◆ **WORK INSTRUCTIONS**: Without the pictures, reproduce the records that follow exactly.

◆ **DATA FOR THE TASK**:
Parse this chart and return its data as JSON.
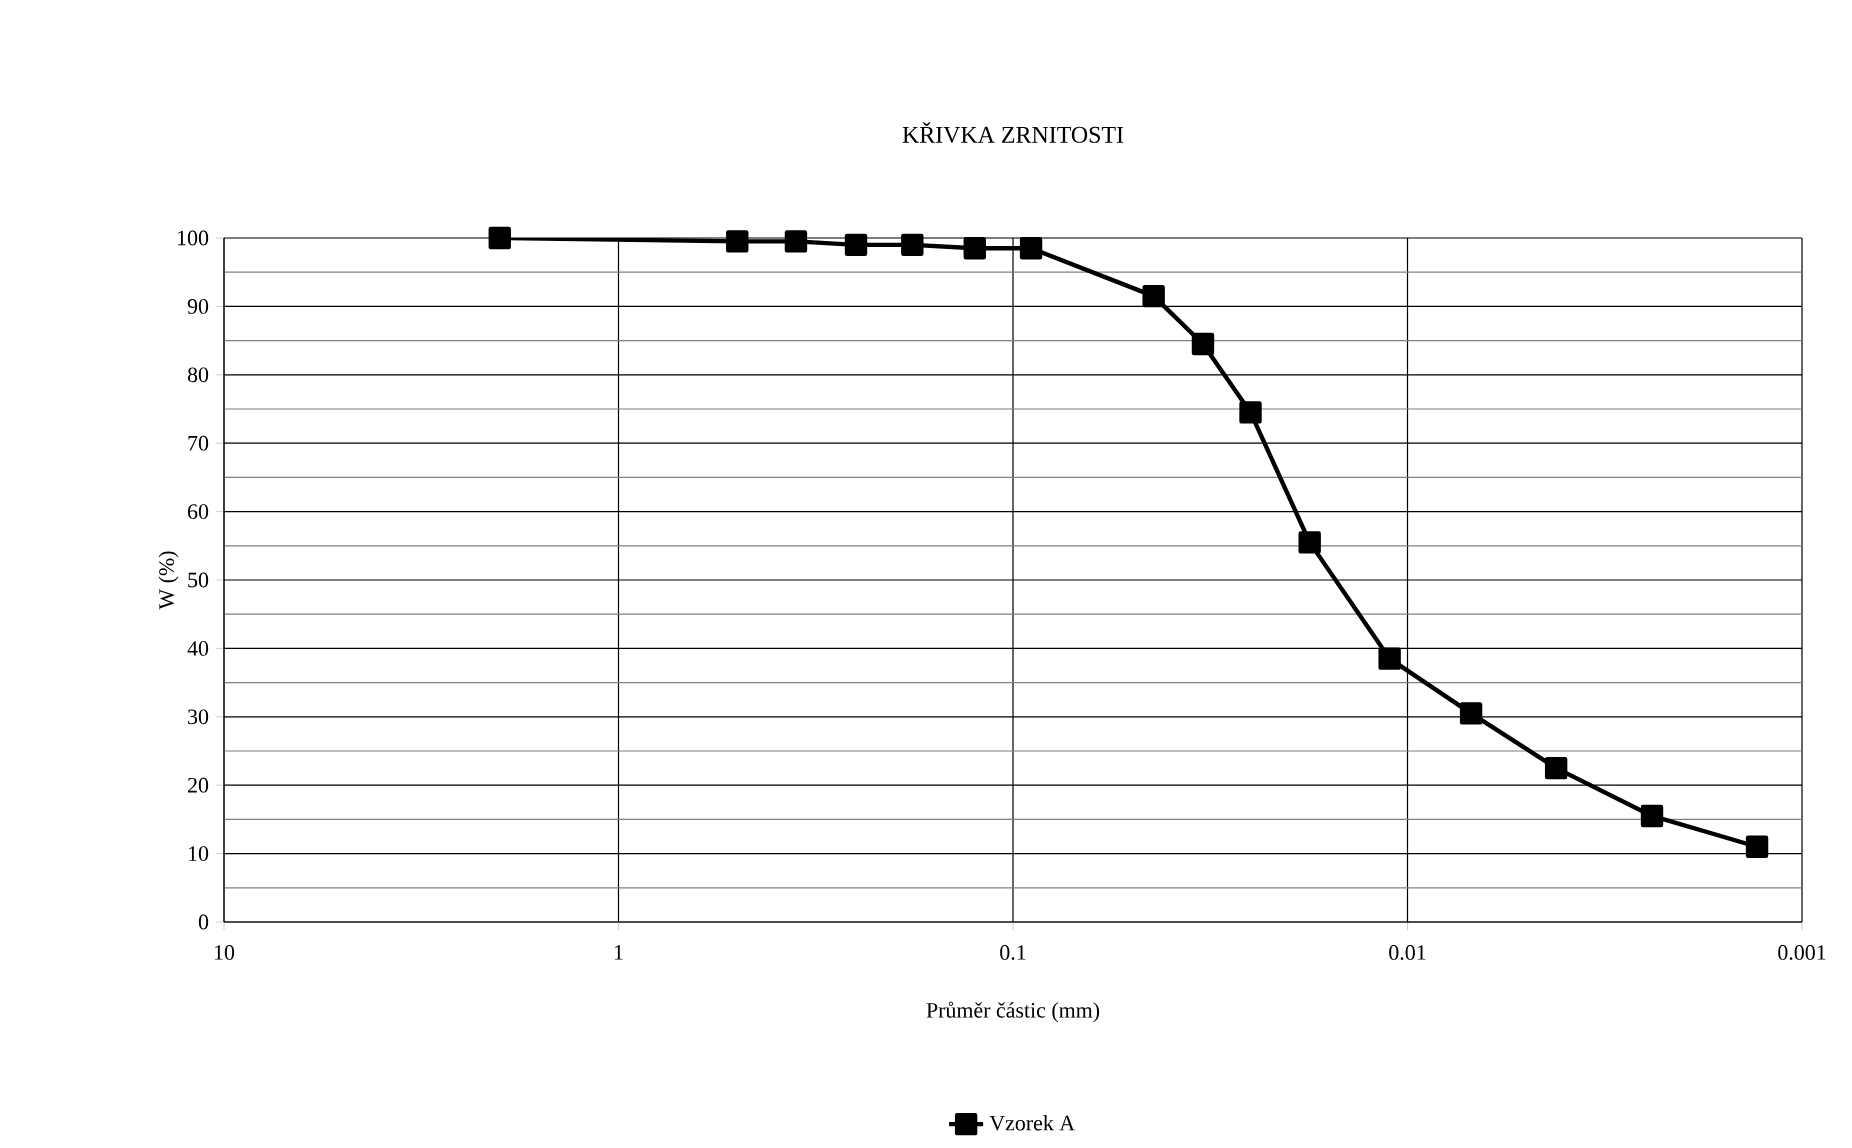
{
  "chart_data": {
    "type": "line",
    "title": "KŘIVKA  ZRNITOSTI",
    "xlabel": "Průměr částic (mm)",
    "ylabel": "W (%)",
    "x": [
      2,
      0.5,
      0.355,
      0.25,
      0.18,
      0.125,
      0.09,
      0.044,
      0.033,
      0.025,
      0.0177,
      0.0111,
      0.0069,
      0.0042,
      0.0024,
      0.0013
    ],
    "series": [
      {
        "name": "Vzorek A",
        "color": "#000000",
        "values": [
          100,
          99.5,
          99.5,
          99,
          99,
          98.5,
          98.5,
          91.5,
          84.5,
          74.5,
          55.5,
          38.5,
          30.5,
          22.5,
          15.5,
          11
        ]
      }
    ],
    "log": "x",
    "xlim": [
      10,
      0.001
    ],
    "xticks": [
      10,
      1,
      0.1,
      0.01,
      0.001
    ],
    "ylim": [
      0,
      100
    ],
    "yticks": [
      0,
      10,
      20,
      30,
      40,
      50,
      60,
      70,
      80,
      90,
      100
    ],
    "grid": true,
    "legend": "bottom",
    "marker": "square",
    "line_style": "solid"
  }
}
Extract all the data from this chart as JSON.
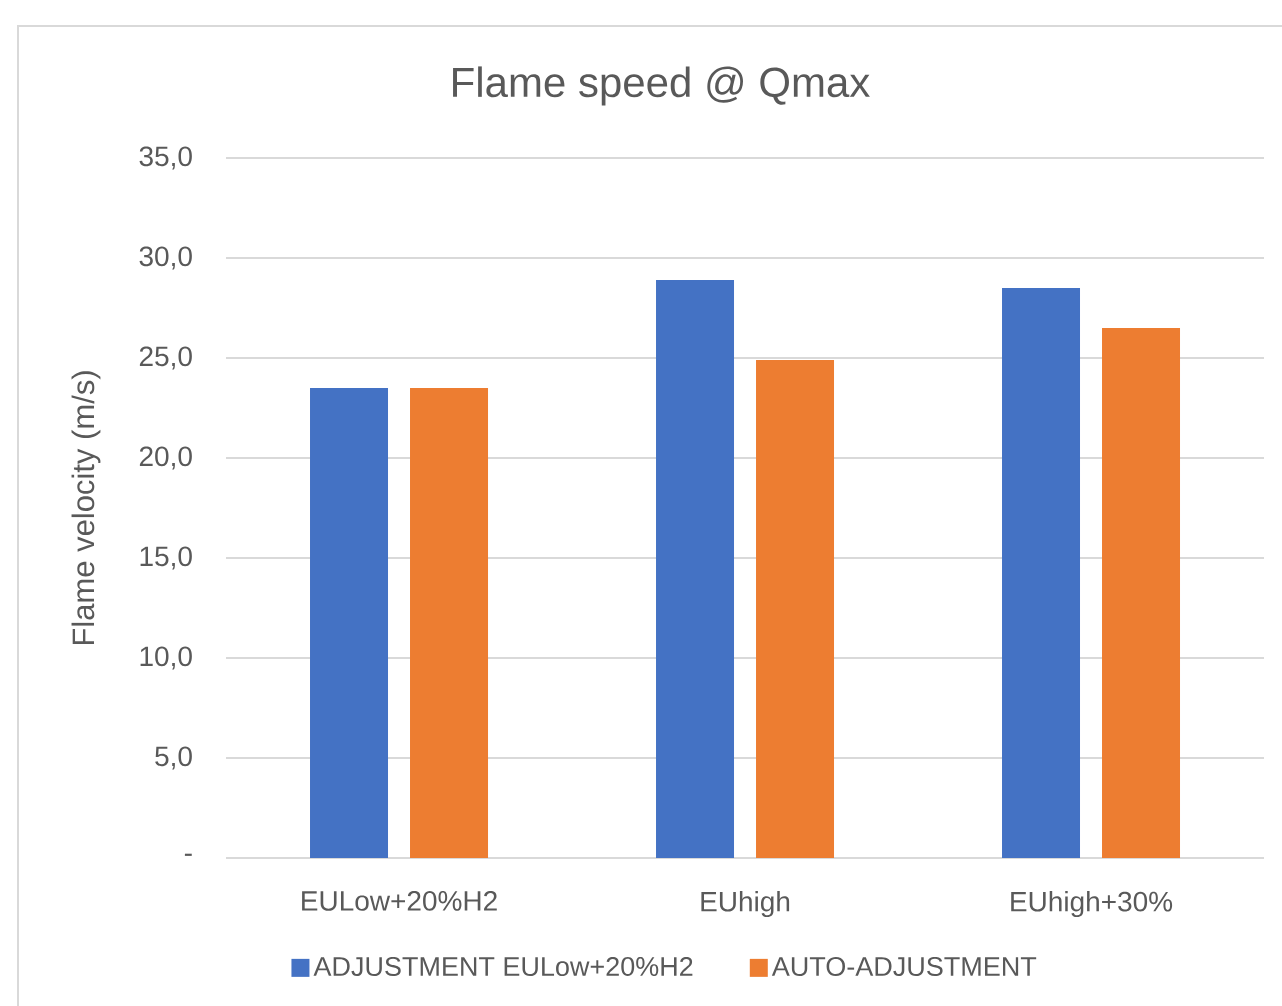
{
  "chart_data": {
    "type": "bar",
    "title": "Flame speed @ Qmax",
    "ylabel": "Flame velocity (m/s)",
    "categories": [
      "EULow+20%H2",
      "EUhigh",
      "EUhigh+30%"
    ],
    "series": [
      {
        "name": "ADJUSTMENT EULow+20%H2",
        "color": "#4472c4",
        "values": [
          23.5,
          28.9,
          28.5
        ]
      },
      {
        "name": "AUTO-ADJUSTMENT",
        "color": "#ed7d31",
        "values": [
          23.5,
          24.9,
          26.5
        ]
      }
    ],
    "ylim": [
      0,
      35
    ],
    "yticks": [
      {
        "value": 0,
        "label": "-"
      },
      {
        "value": 5,
        "label": "5,0"
      },
      {
        "value": 10,
        "label": "10,0"
      },
      {
        "value": 15,
        "label": "15,0"
      },
      {
        "value": 20,
        "label": "20,0"
      },
      {
        "value": 25,
        "label": "25,0"
      },
      {
        "value": 30,
        "label": "30,0"
      },
      {
        "value": 35,
        "label": "35,0"
      }
    ],
    "grid": "y",
    "legend": "bottom"
  }
}
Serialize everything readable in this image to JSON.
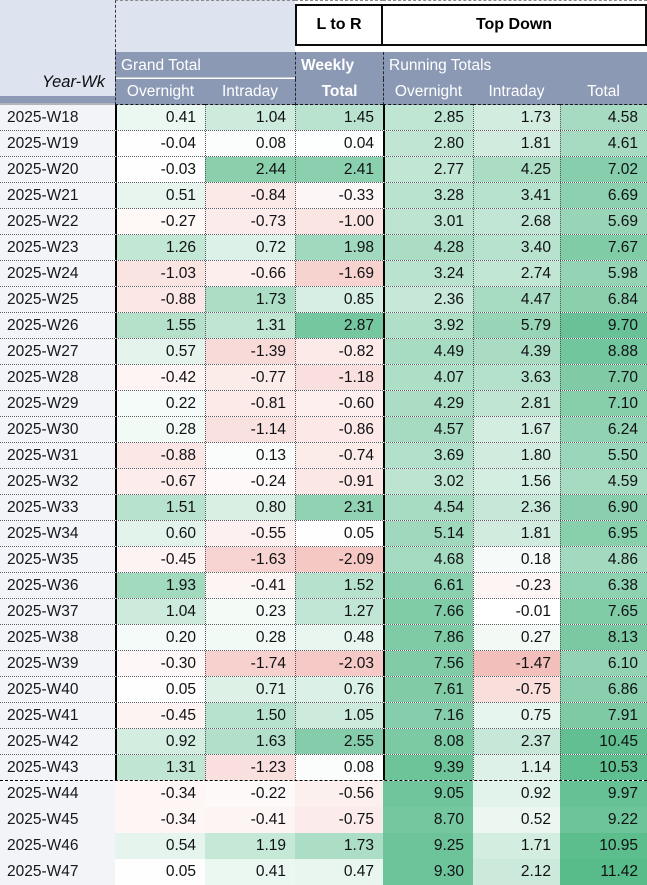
{
  "sheet": {
    "corner_label": "Year-Wk",
    "flow_labels": {
      "l_to_r": "L to R",
      "top_down": "Top Down"
    },
    "groups": {
      "grand_total": "Grand Total",
      "weekly": "Weekly",
      "running_totals": "Running Totals"
    },
    "subheaders": [
      "Overnight",
      "Intraday",
      "Total",
      "Overnight",
      "Intraday",
      "Total"
    ],
    "colors": {
      "header_band": "#8b99b5",
      "corner_bg": "#dde3ef",
      "week_col_bg": "#f3f4f8",
      "positive_scale_end": "#57bb8a",
      "negative_scale_end": "#e67c73"
    },
    "heatmap": {
      "weekly_green_max": 3.5,
      "weekly_red_max": 5.0,
      "running_green_max": 11.42,
      "running_green_gamma": 0.7,
      "running_red_max": 3.0
    },
    "bordered_row_count": 26,
    "rows": [
      {
        "week": "2025-W18",
        "values": [
          0.41,
          1.04,
          1.45,
          2.85,
          1.73,
          4.58
        ]
      },
      {
        "week": "2025-W19",
        "values": [
          -0.04,
          0.08,
          0.04,
          2.8,
          1.81,
          4.61
        ]
      },
      {
        "week": "2025-W20",
        "values": [
          -0.03,
          2.44,
          2.41,
          2.77,
          4.25,
          7.02
        ]
      },
      {
        "week": "2025-W21",
        "values": [
          0.51,
          -0.84,
          -0.33,
          3.28,
          3.41,
          6.69
        ]
      },
      {
        "week": "2025-W22",
        "values": [
          -0.27,
          -0.73,
          -1.0,
          3.01,
          2.68,
          5.69
        ]
      },
      {
        "week": "2025-W23",
        "values": [
          1.26,
          0.72,
          1.98,
          4.28,
          3.4,
          7.67
        ]
      },
      {
        "week": "2025-W24",
        "values": [
          -1.03,
          -0.66,
          -1.69,
          3.24,
          2.74,
          5.98
        ]
      },
      {
        "week": "2025-W25",
        "values": [
          -0.88,
          1.73,
          0.85,
          2.36,
          4.47,
          6.84
        ]
      },
      {
        "week": "2025-W26",
        "values": [
          1.55,
          1.31,
          2.87,
          3.92,
          5.79,
          9.7
        ]
      },
      {
        "week": "2025-W27",
        "values": [
          0.57,
          -1.39,
          -0.82,
          4.49,
          4.39,
          8.88
        ]
      },
      {
        "week": "2025-W28",
        "values": [
          -0.42,
          -0.77,
          -1.18,
          4.07,
          3.63,
          7.7
        ]
      },
      {
        "week": "2025-W29",
        "values": [
          0.22,
          -0.81,
          -0.6,
          4.29,
          2.81,
          7.1
        ]
      },
      {
        "week": "2025-W30",
        "values": [
          0.28,
          -1.14,
          -0.86,
          4.57,
          1.67,
          6.24
        ]
      },
      {
        "week": "2025-W31",
        "values": [
          -0.88,
          0.13,
          -0.74,
          3.69,
          1.8,
          5.5
        ]
      },
      {
        "week": "2025-W32",
        "values": [
          -0.67,
          -0.24,
          -0.91,
          3.02,
          1.56,
          4.59
        ]
      },
      {
        "week": "2025-W33",
        "values": [
          1.51,
          0.8,
          2.31,
          4.54,
          2.36,
          6.9
        ]
      },
      {
        "week": "2025-W34",
        "values": [
          0.6,
          -0.55,
          0.05,
          5.14,
          1.81,
          6.95
        ]
      },
      {
        "week": "2025-W35",
        "values": [
          -0.45,
          -1.63,
          -2.09,
          4.68,
          0.18,
          4.86
        ]
      },
      {
        "week": "2025-W36",
        "values": [
          1.93,
          -0.41,
          1.52,
          6.61,
          -0.23,
          6.38
        ]
      },
      {
        "week": "2025-W37",
        "values": [
          1.04,
          0.23,
          1.27,
          7.66,
          -0.01,
          7.65
        ]
      },
      {
        "week": "2025-W38",
        "values": [
          0.2,
          0.28,
          0.48,
          7.86,
          0.27,
          8.13
        ]
      },
      {
        "week": "2025-W39",
        "values": [
          -0.3,
          -1.74,
          -2.03,
          7.56,
          -1.47,
          6.1
        ]
      },
      {
        "week": "2025-W40",
        "values": [
          0.05,
          0.71,
          0.76,
          7.61,
          -0.75,
          6.86
        ]
      },
      {
        "week": "2025-W41",
        "values": [
          -0.45,
          1.5,
          1.05,
          7.16,
          0.75,
          7.91
        ]
      },
      {
        "week": "2025-W42",
        "values": [
          0.92,
          1.63,
          2.55,
          8.08,
          2.37,
          10.45
        ]
      },
      {
        "week": "2025-W43",
        "values": [
          1.31,
          -1.23,
          0.08,
          9.39,
          1.14,
          10.53
        ]
      },
      {
        "week": "2025-W44",
        "values": [
          -0.34,
          -0.22,
          -0.56,
          9.05,
          0.92,
          9.97
        ]
      },
      {
        "week": "2025-W45",
        "values": [
          -0.34,
          -0.41,
          -0.75,
          8.7,
          0.52,
          9.22
        ]
      },
      {
        "week": "2025-W46",
        "values": [
          0.54,
          1.19,
          1.73,
          9.25,
          1.71,
          10.95
        ]
      },
      {
        "week": "2025-W47",
        "values": [
          0.05,
          0.41,
          0.47,
          9.3,
          2.12,
          11.42
        ]
      }
    ]
  }
}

◆ **RESULT FOR THIS TASK**:
Parse this chart and return its data as JSON.
{
  "chart_data": {
    "type": "line",
    "title": "KŘIVKA  ZRNITOSTI",
    "xlabel": "Průměr částic (mm)",
    "ylabel": "W (%)",
    "x": [
      2,
      0.5,
      0.355,
      0.25,
      0.18,
      0.125,
      0.09,
      0.044,
      0.033,
      0.025,
      0.0177,
      0.0111,
      0.0069,
      0.0042,
      0.0024,
      0.0013
    ],
    "series": [
      {
        "name": "Vzorek A",
        "color": "#000000",
        "values": [
          100,
          99.5,
          99.5,
          99,
          99,
          98.5,
          98.5,
          91.5,
          84.5,
          74.5,
          55.5,
          38.5,
          30.5,
          22.5,
          15.5,
          11
        ]
      }
    ],
    "log": "x",
    "xlim": [
      10,
      0.001
    ],
    "xticks": [
      10,
      1,
      0.1,
      0.01,
      0.001
    ],
    "ylim": [
      0,
      100
    ],
    "yticks": [
      0,
      10,
      20,
      30,
      40,
      50,
      60,
      70,
      80,
      90,
      100
    ],
    "grid": true,
    "legend": "bottom",
    "marker": "square",
    "line_style": "solid"
  }
}
Extract all the data from this chart as JSON.
{
  "chart_data": {
    "type": "bar",
    "title": "Flame speed @ Qmax",
    "ylabel": "Flame velocity (m/s)",
    "categories": [
      "EULow+20%H2",
      "EUhigh",
      "EUhigh+30%"
    ],
    "series": [
      {
        "name": "ADJUSTMENT EULow+20%H2",
        "color": "#4472c4",
        "values": [
          23.5,
          28.9,
          28.5
        ]
      },
      {
        "name": "AUTO-ADJUSTMENT",
        "color": "#ed7d31",
        "values": [
          23.5,
          24.9,
          26.5
        ]
      }
    ],
    "ylim": [
      0,
      35
    ],
    "yticks": [
      {
        "value": 0,
        "label": "-"
      },
      {
        "value": 5,
        "label": "5,0"
      },
      {
        "value": 10,
        "label": "10,0"
      },
      {
        "value": 15,
        "label": "15,0"
      },
      {
        "value": 20,
        "label": "20,0"
      },
      {
        "value": 25,
        "label": "25,0"
      },
      {
        "value": 30,
        "label": "30,0"
      },
      {
        "value": 35,
        "label": "35,0"
      }
    ],
    "grid": "y",
    "legend": "bottom"
  }
}
Serialize everything readable in this image to JSON.
{
  "sheet": {
    "corner_label": "Year-Wk",
    "flow_labels": {
      "l_to_r": "L to R",
      "top_down": "Top Down"
    },
    "groups": {
      "grand_total": "Grand Total",
      "weekly": "Weekly",
      "running_totals": "Running Totals"
    },
    "subheaders": [
      "Overnight",
      "Intraday",
      "Total",
      "Overnight",
      "Intraday",
      "Total"
    ],
    "colors": {
      "header_band": "#8b99b5",
      "corner_bg": "#dde3ef",
      "week_col_bg": "#f3f4f8",
      "positive_scale_end": "#57bb8a",
      "negative_scale_end": "#e67c73"
    },
    "heatmap": {
      "weekly_green_max": 3.5,
      "weekly_red_max": 5.0,
      "running_green_max": 11.42,
      "running_green_gamma": 0.7,
      "running_red_max": 3.0
    },
    "bordered_row_count": 26,
    "rows": [
      {
        "week": "2025-W18",
        "values": [
          0.41,
          1.04,
          1.45,
          2.85,
          1.73,
          4.58
        ]
      },
      {
        "week": "2025-W19",
        "values": [
          -0.04,
          0.08,
          0.04,
          2.8,
          1.81,
          4.61
        ]
      },
      {
        "week": "2025-W20",
        "values": [
          -0.03,
          2.44,
          2.41,
          2.77,
          4.25,
          7.02
        ]
      },
      {
        "week": "2025-W21",
        "values": [
          0.51,
          -0.84,
          -0.33,
          3.28,
          3.41,
          6.69
        ]
      },
      {
        "week": "2025-W22",
        "values": [
          -0.27,
          -0.73,
          -1.0,
          3.01,
          2.68,
          5.69
        ]
      },
      {
        "week": "2025-W23",
        "values": [
          1.26,
          0.72,
          1.98,
          4.28,
          3.4,
          7.67
        ]
      },
      {
        "week": "2025-W24",
        "values": [
          -1.03,
          -0.66,
          -1.69,
          3.24,
          2.74,
          5.98
        ]
      },
      {
        "week": "2025-W25",
        "values": [
          -0.88,
          1.73,
          0.85,
          2.36,
          4.47,
          6.84
        ]
      },
      {
        "week": "2025-W26",
        "values": [
          1.55,
          1.31,
          2.87,
          3.92,
          5.79,
          9.7
        ]
      },
      {
        "week": "2025-W27",
        "values": [
          0.57,
          -1.39,
          -0.82,
          4.49,
          4.39,
          8.88
        ]
      },
      {
        "week": "2025-W28",
        "values": [
          -0.42,
          -0.77,
          -1.18,
          4.07,
          3.63,
          7.7
        ]
      },
      {
        "week": "2025-W29",
        "values": [
          0.22,
          -0.81,
          -0.6,
          4.29,
          2.81,
          7.1
        ]
      },
      {
        "week": "2025-W30",
        "values": [
          0.28,
          -1.14,
          -0.86,
          4.57,
          1.67,
          6.24
        ]
      },
      {
        "week": "2025-W31",
        "values": [
          -0.88,
          0.13,
          -0.74,
          3.69,
          1.8,
          5.5
        ]
      },
      {
        "week": "2025-W32",
        "values": [
          -0.67,
          -0.24,
          -0.91,
          3.02,
          1.56,
          4.59
        ]
      },
      {
        "week": "2025-W33",
        "values": [
          1.51,
          0.8,
          2.31,
          4.54,
          2.36,
          6.9
        ]
      },
      {
        "week": "2025-W34",
        "values": [
          0.6,
          -0.55,
          0.05,
          5.14,
          1.81,
          6.95
        ]
      },
      {
        "week": "2025-W35",
        "values": [
          -0.45,
          -1.63,
          -2.09,
          4.68,
          0.18,
          4.86
        ]
      },
      {
        "week": "2025-W36",
        "values": [
          1.93,
          -0.41,
          1.52,
          6.61,
          -0.23,
          6.38
        ]
      },
      {
        "week": "2025-W37",
        "values": [
          1.04,
          0.23,
          1.27,
          7.66,
          -0.01,
          7.65
        ]
      },
      {
        "week": "2025-W38",
        "values": [
          0.2,
          0.28,
          0.48,
          7.86,
          0.27,
          8.13
        ]
      },
      {
        "week": "2025-W39",
        "values": [
          -0.3,
          -1.74,
          -2.03,
          7.56,
          -1.47,
          6.1
        ]
      },
      {
        "week": "2025-W40",
        "values": [
          0.05,
          0.71,
          0.76,
          7.61,
          -0.75,
          6.86
        ]
      },
      {
        "week": "2025-W41",
        "values": [
          -0.45,
          1.5,
          1.05,
          7.16,
          0.75,
          7.91
        ]
      },
      {
        "week": "2025-W42",
        "values": [
          0.92,
          1.63,
          2.55,
          8.08,
          2.37,
          10.45
        ]
      },
      {
        "week": "2025-W43",
        "values": [
          1.31,
          -1.23,
          0.08,
          9.39,
          1.14,
          10.53
        ]
      },
      {
        "week": "2025-W44",
        "values": [
          -0.34,
          -0.22,
          -0.56,
          9.05,
          0.92,
          9.97
        ]
      },
      {
        "week": "2025-W45",
        "values": [
          -0.34,
          -0.41,
          -0.75,
          8.7,
          0.52,
          9.22
        ]
      },
      {
        "week": "2025-W46",
        "values": [
          0.54,
          1.19,
          1.73,
          9.25,
          1.71,
          10.95
        ]
      },
      {
        "week": "2025-W47",
        "values": [
          0.05,
          0.41,
          0.47,
          9.3,
          2.12,
          11.42
        ]
      }
    ]
  }
}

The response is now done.